> _TASK DESCRIPTION_: Pictures in the data below are not part of the copy; transcribe everything else exactly.

(Data records)

================================

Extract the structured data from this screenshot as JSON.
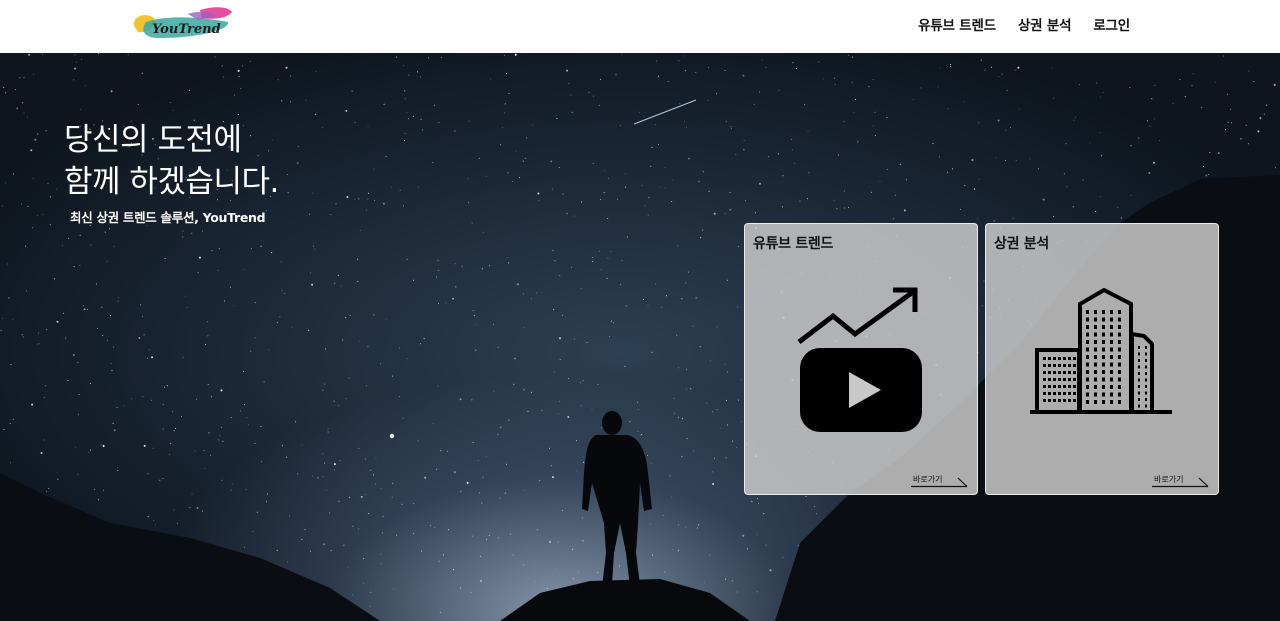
{
  "brand": {
    "logo_text": "YouTrend"
  },
  "nav": {
    "items": [
      {
        "label": "유튜브 트렌드"
      },
      {
        "label": "상권 분석"
      },
      {
        "label": "로그인"
      }
    ]
  },
  "hero": {
    "title_line1": "당신의 도전에",
    "title_line2": "함께 하겠습니다.",
    "subtitle": "최신 상권 트렌드 솔루션, YouTrend"
  },
  "cards": [
    {
      "title": "유튜브 트렌드",
      "icon": "youtube-trend-icon",
      "link_label": "바로가기"
    },
    {
      "title": "상권 분석",
      "icon": "buildings-icon",
      "link_label": "바로가기"
    }
  ],
  "colors": {
    "header_bg": "#ffffff",
    "card_bg": "#c8c8c8",
    "text_dark": "#111111",
    "hero_text": "#ffffff"
  }
}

================================

> _WRITTEN ANSWER_:
Extract the structured data from this screenshot as JSON.
{
  "brand": {
    "logo_text": "YouTrend"
  },
  "nav": {
    "items": [
      {
        "label": "유튜브 트렌드"
      },
      {
        "label": "상권 분석"
      },
      {
        "label": "로그인"
      }
    ]
  },
  "hero": {
    "title_line1": "당신의 도전에",
    "title_line2": "함께 하겠습니다.",
    "subtitle": "최신 상권 트렌드 솔루션, YouTrend"
  },
  "cards": [
    {
      "title": "유튜브 트렌드",
      "icon": "youtube-trend-icon",
      "link_label": "바로가기"
    },
    {
      "title": "상권 분석",
      "icon": "buildings-icon",
      "link_label": "바로가기"
    }
  ],
  "colors": {
    "header_bg": "#ffffff",
    "card_bg": "#c8c8c8",
    "text_dark": "#111111",
    "hero_text": "#ffffff"
  }
}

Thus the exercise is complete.